▶ **RECORDS FOR THE TASK**
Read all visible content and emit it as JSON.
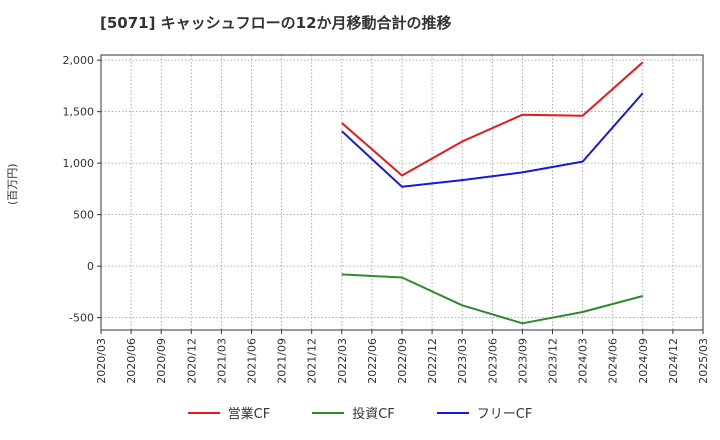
{
  "chart_data": {
    "type": "line",
    "title": "[5071]  キャッシュフローの12か月移動合計の推移",
    "ylabel": "(百万円)",
    "xlabel": "",
    "ylim": [
      -620,
      2050
    ],
    "yticks": [
      -500,
      0,
      500,
      1000,
      1500,
      2000
    ],
    "ytick_labels": [
      "-500",
      "0",
      "500",
      "1,000",
      "1,500",
      "2,000"
    ],
    "categories": [
      "2020/03",
      "2020/06",
      "2020/09",
      "2020/12",
      "2021/03",
      "2021/06",
      "2021/09",
      "2021/12",
      "2022/03",
      "2022/06",
      "2022/09",
      "2022/12",
      "2023/03",
      "2023/06",
      "2023/09",
      "2023/12",
      "2024/03",
      "2024/06",
      "2024/09",
      "2024/12",
      "2025/03"
    ],
    "grid": true,
    "legend_position": "bottom",
    "series": [
      {
        "name": "営業CF",
        "color": "#e8191a",
        "points": [
          [
            "2022/03",
            1390
          ],
          [
            "2022/09",
            880
          ],
          [
            "2023/03",
            1210
          ],
          [
            "2023/09",
            1470
          ],
          [
            "2024/03",
            1460
          ],
          [
            "2024/09",
            1980
          ]
        ]
      },
      {
        "name": "投資CF",
        "color": "#2e8a2e",
        "points": [
          [
            "2022/03",
            -80
          ],
          [
            "2022/09",
            -110
          ],
          [
            "2023/03",
            -380
          ],
          [
            "2023/09",
            -555
          ],
          [
            "2024/03",
            -445
          ],
          [
            "2024/09",
            -290
          ]
        ]
      },
      {
        "name": "フリーCF",
        "color": "#1818d8",
        "points": [
          [
            "2022/03",
            1310
          ],
          [
            "2022/09",
            770
          ],
          [
            "2023/03",
            835
          ],
          [
            "2023/09",
            910
          ],
          [
            "2024/03",
            1015
          ],
          [
            "2024/09",
            1680
          ]
        ]
      }
    ]
  }
}
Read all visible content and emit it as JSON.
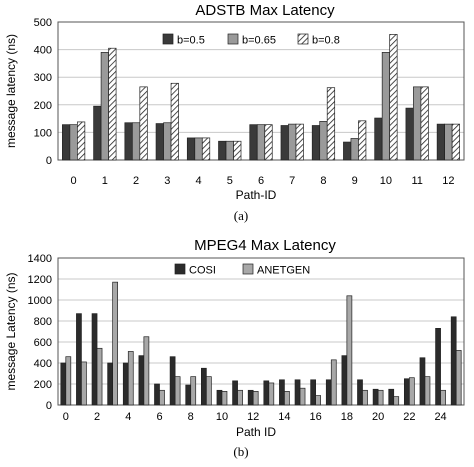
{
  "chart_data": [
    {
      "type": "bar",
      "title": "ADSTB Max Latency",
      "caption": "(a)",
      "xlabel": "Path-ID",
      "ylabel": "message latency (ns)",
      "ylim": [
        0,
        500
      ],
      "yticks": [
        0,
        100,
        200,
        300,
        400,
        500
      ],
      "grid": true,
      "legend_position": "top-right",
      "categories": [
        "0",
        "1",
        "2",
        "3",
        "4",
        "5",
        "6",
        "7",
        "8",
        "9",
        "10",
        "11",
        "12"
      ],
      "series": [
        {
          "name": "b=0.5",
          "color": "#3a3a3a",
          "pattern": "solid",
          "values": [
            128,
            195,
            135,
            132,
            80,
            68,
            128,
            125,
            125,
            65,
            152,
            188,
            130
          ]
        },
        {
          "name": "b=0.65",
          "color": "#9a9a9a",
          "pattern": "solid",
          "values": [
            128,
            390,
            135,
            135,
            80,
            68,
            128,
            130,
            140,
            78,
            390,
            265,
            130
          ]
        },
        {
          "name": "b=0.8",
          "color": "#ffffff",
          "pattern": "hatch",
          "values": [
            138,
            405,
            265,
            278,
            80,
            68,
            128,
            130,
            262,
            142,
            455,
            265,
            130
          ]
        }
      ]
    },
    {
      "type": "bar",
      "title": "MPEG4 Max Latency",
      "caption": "(b)",
      "xlabel": "Path ID",
      "ylabel": "message Latency (ns)",
      "ylim": [
        0,
        1400
      ],
      "yticks": [
        0,
        200,
        400,
        600,
        800,
        1000,
        1200,
        1400
      ],
      "grid": true,
      "legend_position": "top-center",
      "categories": [
        "0",
        "1",
        "2",
        "3",
        "4",
        "5",
        "6",
        "7",
        "8",
        "9",
        "10",
        "11",
        "12",
        "13",
        "14",
        "15",
        "16",
        "17",
        "18",
        "19",
        "20",
        "21",
        "22",
        "23",
        "24",
        "25"
      ],
      "xtick_labels": [
        "0",
        "2",
        "4",
        "6",
        "8",
        "10",
        "12",
        "14",
        "16",
        "18",
        "20",
        "22",
        "24"
      ],
      "series": [
        {
          "name": "COSI",
          "color": "#2b2b2b",
          "values": [
            400,
            870,
            870,
            400,
            400,
            470,
            200,
            460,
            190,
            350,
            140,
            230,
            140,
            230,
            240,
            240,
            240,
            240,
            470,
            240,
            150,
            150,
            250,
            450,
            730,
            840
          ]
        },
        {
          "name": "ANETGEN",
          "color": "#a8a8a8",
          "values": [
            460,
            410,
            540,
            1170,
            510,
            650,
            140,
            270,
            270,
            270,
            130,
            140,
            130,
            210,
            130,
            160,
            90,
            430,
            1040,
            140,
            140,
            80,
            260,
            270,
            140,
            520
          ]
        }
      ]
    }
  ]
}
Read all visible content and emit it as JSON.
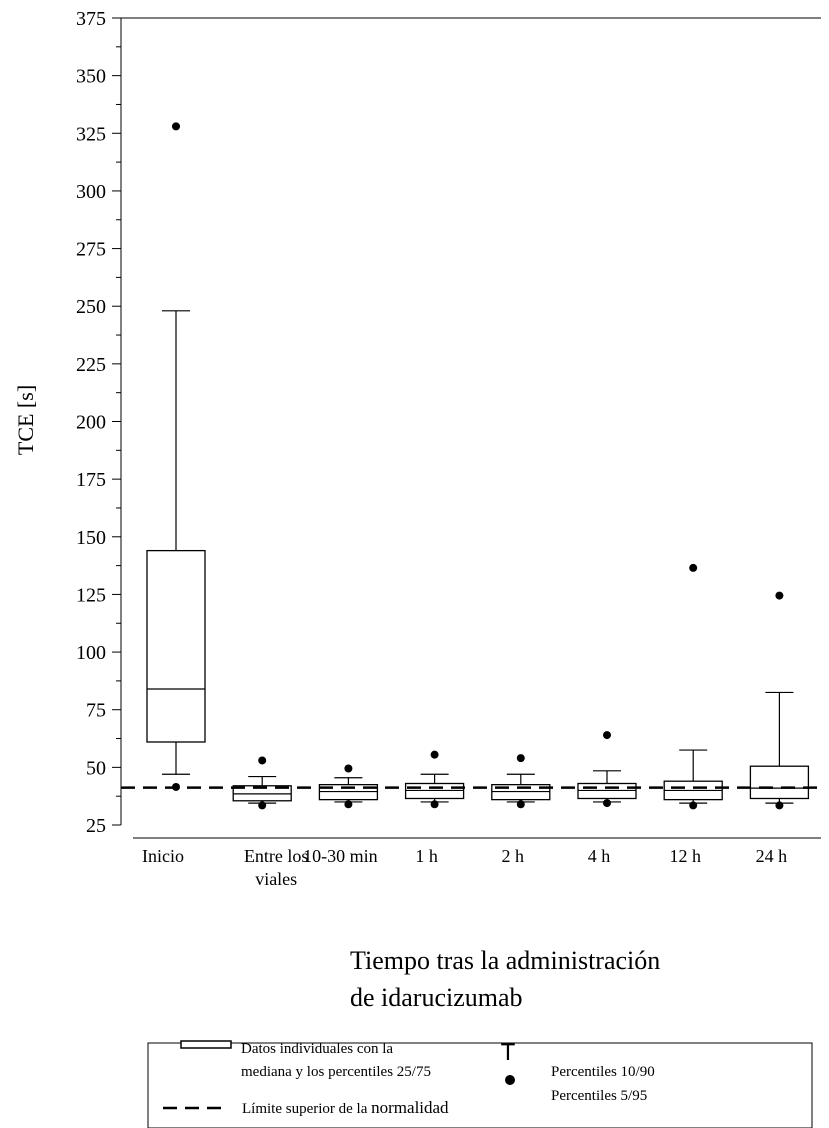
{
  "chart_data": {
    "type": "box",
    "ylabel": "TCE [s]",
    "xlabel_lines": [
      "Tiempo tras la administración",
      "de idarucizumab"
    ],
    "ylim": [
      25,
      375
    ],
    "y_ticks": [
      25,
      50,
      75,
      100,
      125,
      150,
      175,
      200,
      225,
      250,
      275,
      300,
      325,
      350,
      375
    ],
    "y_minor_step": 12.5,
    "categories": [
      {
        "label": [
          "Inicio"
        ]
      },
      {
        "label": [
          "Entre los",
          "viales"
        ]
      },
      {
        "label": [
          "10-30 min"
        ]
      },
      {
        "label": [
          "1 h"
        ]
      },
      {
        "label": [
          "2 h"
        ]
      },
      {
        "label": [
          "4 h"
        ]
      },
      {
        "label": [
          "12 h"
        ]
      },
      {
        "label": [
          "24 h"
        ]
      }
    ],
    "boxes": [
      {
        "p5": 41.5,
        "p10": 47,
        "q1": 61,
        "median": 84,
        "q3": 144,
        "p90": 248,
        "p95": 328
      },
      {
        "p5": 33.5,
        "p10": 34.5,
        "q1": 35.5,
        "median": 38.5,
        "q3": 42,
        "p90": 46,
        "p95": 53
      },
      {
        "p5": 34,
        "p10": 35,
        "q1": 36,
        "median": 39.5,
        "q3": 42.5,
        "p90": 45.5,
        "p95": 49.5
      },
      {
        "p5": 34,
        "p10": 35,
        "q1": 36.5,
        "median": 40,
        "q3": 43,
        "p90": 47,
        "p95": 55.5
      },
      {
        "p5": 34,
        "p10": 35,
        "q1": 36,
        "median": 39.5,
        "q3": 42.5,
        "p90": 47,
        "p95": 54
      },
      {
        "p5": 34.5,
        "p10": 35,
        "q1": 36.5,
        "median": 40,
        "q3": 43,
        "p90": 48.5,
        "p95": 64
      },
      {
        "p5": 33.5,
        "p10": 34.5,
        "q1": 36,
        "median": 40,
        "q3": 44,
        "p90": 57.5,
        "p95": 136.5
      },
      {
        "p5": 33.5,
        "p10": 34.5,
        "q1": 36.5,
        "median": 41,
        "q3": 50.5,
        "p90": 82.5,
        "p95": 124.5
      }
    ],
    "reference_line": {
      "value": 41.2,
      "style": "dashed"
    },
    "legend": {
      "box_label": [
        "Datos individuales con la",
        "mediana y los percentiles 25/75"
      ],
      "whisker_label": "Percentiles 10/90",
      "dot_label": "Percentiles 5/95",
      "line_label_parts": [
        "Límite superior de la ",
        "normalidad"
      ],
      "whisker_symbol": "T"
    }
  }
}
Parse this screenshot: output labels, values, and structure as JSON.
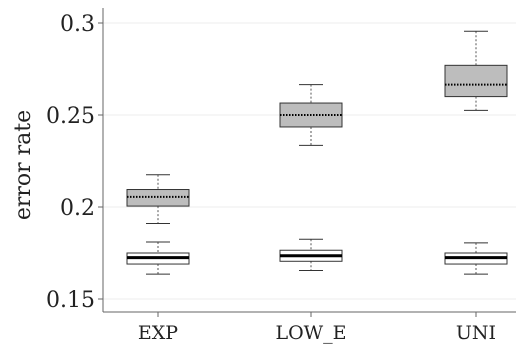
{
  "chart_data": {
    "type": "boxplot",
    "ylabel": "error rate",
    "ylim": [
      0.15,
      0.3
    ],
    "yticks": [
      {
        "value": 0.15,
        "label": "0.15"
      },
      {
        "value": 0.2,
        "label": "0.2"
      },
      {
        "value": 0.25,
        "label": "0.25"
      },
      {
        "value": 0.3,
        "label": "0.3"
      }
    ],
    "categories": [
      "EXP",
      "LOW_E",
      "UNI"
    ],
    "grid": true,
    "series": [
      {
        "fill": "#bdbdbd",
        "median_style": "dotted",
        "boxes": [
          {
            "whisker_low": 0.191,
            "q1": 0.2005,
            "median": 0.2055,
            "q3": 0.2095,
            "whisker_high": 0.2175
          },
          {
            "whisker_low": 0.2335,
            "q1": 0.2435,
            "median": 0.25,
            "q3": 0.2565,
            "whisker_high": 0.2665
          },
          {
            "whisker_low": 0.2525,
            "q1": 0.26,
            "median": 0.2665,
            "q3": 0.277,
            "whisker_high": 0.2955
          }
        ]
      },
      {
        "fill": "#ffffff",
        "median_style": "solid",
        "boxes": [
          {
            "whisker_low": 0.1635,
            "q1": 0.169,
            "median": 0.1725,
            "q3": 0.175,
            "whisker_high": 0.181
          },
          {
            "whisker_low": 0.1655,
            "q1": 0.1705,
            "median": 0.1735,
            "q3": 0.1765,
            "whisker_high": 0.1825
          },
          {
            "whisker_low": 0.1635,
            "q1": 0.169,
            "median": 0.1725,
            "q3": 0.175,
            "whisker_high": 0.1805
          }
        ]
      }
    ]
  }
}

▶ **WHAT NEEDS TO BE DONE**
Copy each line in the data that holds the word "ylabel".

▶ **SOLUTION TO THIS TASK**
    "ylabel": "(百万円)",
      "ylabel": "message latency (ns)",
      "ylabel": "message Latency (ns)",
    "ylabel": "TCE [s]",
    "ylabel": "error rate",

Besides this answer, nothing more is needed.